## Given task
Pull out every line below containing the word "設定なし".

## Exercise material
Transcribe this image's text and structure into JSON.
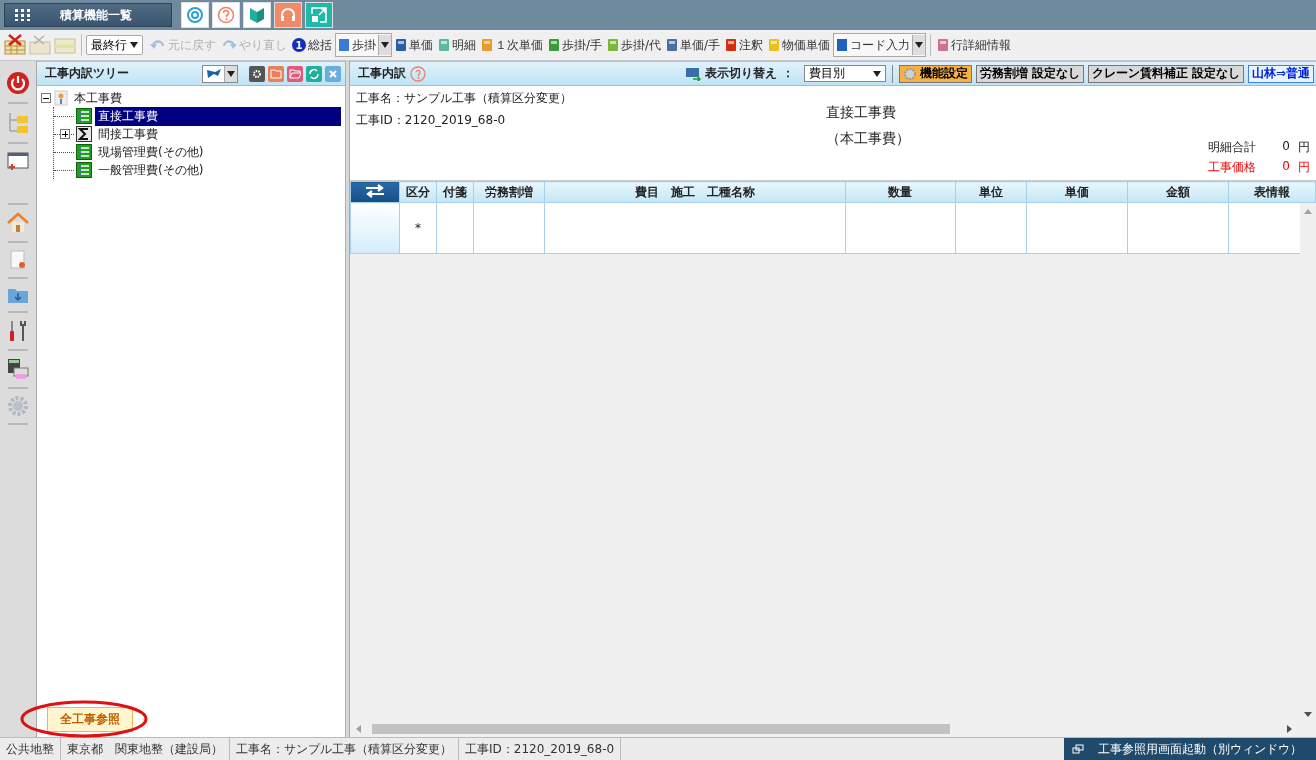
{
  "header": {
    "title": "積算機能一覧"
  },
  "toolbar": {
    "position_select": "最終行",
    "buttons": [
      {
        "label": "元に戻す",
        "kind": "plain",
        "disabled": true
      },
      {
        "label": "やり直し",
        "kind": "plain",
        "disabled": true
      },
      {
        "label": "総括",
        "kind": "numbered",
        "badge": "1",
        "disabled": false
      },
      {
        "label": "歩掛",
        "kind": "dropdown",
        "disabled": false
      },
      {
        "label": "単価",
        "kind": "plain",
        "disabled": false
      },
      {
        "label": "明細",
        "kind": "plain",
        "disabled": false
      },
      {
        "label": "１次単価",
        "kind": "plain",
        "disabled": false
      },
      {
        "label": "歩掛/手",
        "kind": "plain",
        "disabled": false
      },
      {
        "label": "歩掛/代",
        "kind": "plain",
        "disabled": false
      },
      {
        "label": "単価/手",
        "kind": "plain",
        "disabled": false
      },
      {
        "label": "注釈",
        "kind": "plain",
        "disabled": false
      },
      {
        "label": "物価単価",
        "kind": "plain",
        "disabled": false
      },
      {
        "label": "コード入力",
        "kind": "dropdown",
        "disabled": false
      },
      {
        "label": "行詳細情報",
        "kind": "plain",
        "disabled": false
      }
    ]
  },
  "tree_panel": {
    "title": "工事内訳ツリー",
    "tree": [
      {
        "label": "本工事費",
        "kind": "root",
        "selected": false,
        "expanded": true,
        "children": [
          {
            "label": "直接工事費",
            "kind": "list",
            "selected": true
          },
          {
            "label": "間接工事費",
            "kind": "sum",
            "selected": false,
            "expanded": false
          },
          {
            "label": "現場管理費(その他)",
            "kind": "list",
            "selected": false
          },
          {
            "label": "一般管理費(その他)",
            "kind": "list",
            "selected": false
          }
        ]
      }
    ],
    "bottom_button": "全工事参照"
  },
  "main_panel": {
    "title": "工事内訳",
    "display_switch_label": "表示切り替え ：",
    "display_select": "費目別",
    "buttons": [
      {
        "label": "機能設定",
        "kind": "settings"
      },
      {
        "label": "労務割増 設定なし",
        "kind": "status"
      },
      {
        "label": "クレーン賃料補正 設定なし",
        "kind": "status"
      },
      {
        "label": "山林⇒普通",
        "kind": "link"
      }
    ],
    "project_name": "工事名：サンプル工事（積算区分変更）",
    "project_id": "工事ID：2120_2019_68-0",
    "heading": "直接工事費",
    "subheading": "（本工事費）",
    "totals": [
      {
        "label": "明細合計",
        "value": "0",
        "unit": "円",
        "alert": false
      },
      {
        "label": "工事価格",
        "value": "0",
        "unit": "円",
        "alert": true
      }
    ],
    "table": {
      "columns": [
        "区分",
        "付箋",
        "労務割増",
        "費目　施工　工種名称",
        "数量",
        "単位",
        "単価",
        "金額",
        "表情報"
      ],
      "rows": [
        {
          "cells": [
            "*"
          ]
        }
      ]
    }
  },
  "status_bar": {
    "items": [
      "公共地整",
      "東京都　関東地整（建設局）",
      "工事名：サンプル工事（積算区分変更）",
      "工事ID：2120_2019_68-0"
    ],
    "launch_button": "工事参照用画面起動（別ウィンドウ）"
  }
}
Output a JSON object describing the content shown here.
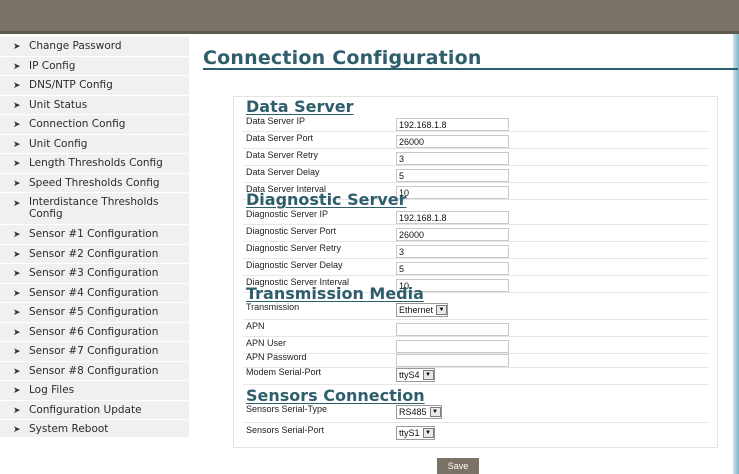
{
  "sidebar": {
    "items": [
      {
        "label": "Change Password"
      },
      {
        "label": "IP Config"
      },
      {
        "label": "DNS/NTP Config"
      },
      {
        "label": "Unit Status"
      },
      {
        "label": "Connection Config"
      },
      {
        "label": "Unit Config"
      },
      {
        "label": "Length Thresholds Config"
      },
      {
        "label": "Speed Thresholds Config"
      },
      {
        "label": "Interdistance Thresholds Config"
      },
      {
        "label": "Sensor #1 Configuration"
      },
      {
        "label": "Sensor #2 Configuration"
      },
      {
        "label": "Sensor #3 Configuration"
      },
      {
        "label": "Sensor #4 Configuration"
      },
      {
        "label": "Sensor #5 Configuration"
      },
      {
        "label": "Sensor #6 Configuration"
      },
      {
        "label": "Sensor #7 Configuration"
      },
      {
        "label": "Sensor #8 Configuration"
      },
      {
        "label": "Log Files"
      },
      {
        "label": "Configuration Update"
      },
      {
        "label": "System Reboot"
      }
    ]
  },
  "page": {
    "title": "Connection Configuration"
  },
  "data_server": {
    "title": "Data Server",
    "ip_label": "Data Server IP",
    "ip_value": "192.168.1.8",
    "port_label": "Data Server Port",
    "port_value": "26000",
    "retry_label": "Data Server Retry",
    "retry_value": "3",
    "delay_label": "Data Server Delay",
    "delay_value": "5",
    "interval_label": "Data Server Interval",
    "interval_value": "10"
  },
  "diagnostic_server": {
    "title": "Diagnostic Server",
    "ip_label": "Diagnostic Server IP",
    "ip_value": "192.168.1.8",
    "port_label": "Diagnostic Server Port",
    "port_value": "26000",
    "retry_label": "Diagnostic Server Retry",
    "retry_value": "3",
    "delay_label": "Diagnostic Server Delay",
    "delay_value": "5",
    "interval_label": "Diagnostic Server Interval",
    "interval_value": "10"
  },
  "transmission_media": {
    "title": "Transmission Media",
    "transmission_label": "Transmission",
    "transmission_value": "Ethernet",
    "apn_label": "APN",
    "apn_value": "",
    "apn_user_label": "APN User",
    "apn_user_value": "",
    "apn_password_label": "APN Password",
    "apn_password_value": "",
    "modem_port_label": "Modem Serial-Port",
    "modem_port_value": "ttyS4"
  },
  "sensors_connection": {
    "title": "Sensors Connection",
    "serial_type_label": "Sensors Serial-Type",
    "serial_type_value": "RS485",
    "serial_port_label": "Sensors Serial-Port",
    "serial_port_value": "ttyS1"
  },
  "actions": {
    "save_label": "Save"
  },
  "colors": {
    "header_bar": "#7a7365",
    "accent": "#2e5e6b",
    "sidebar_bg": "#f0f0ef"
  }
}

## Task solution
        "label": "労務割増 設定なし",
        "label": "クレーン賃料補正 設定なし",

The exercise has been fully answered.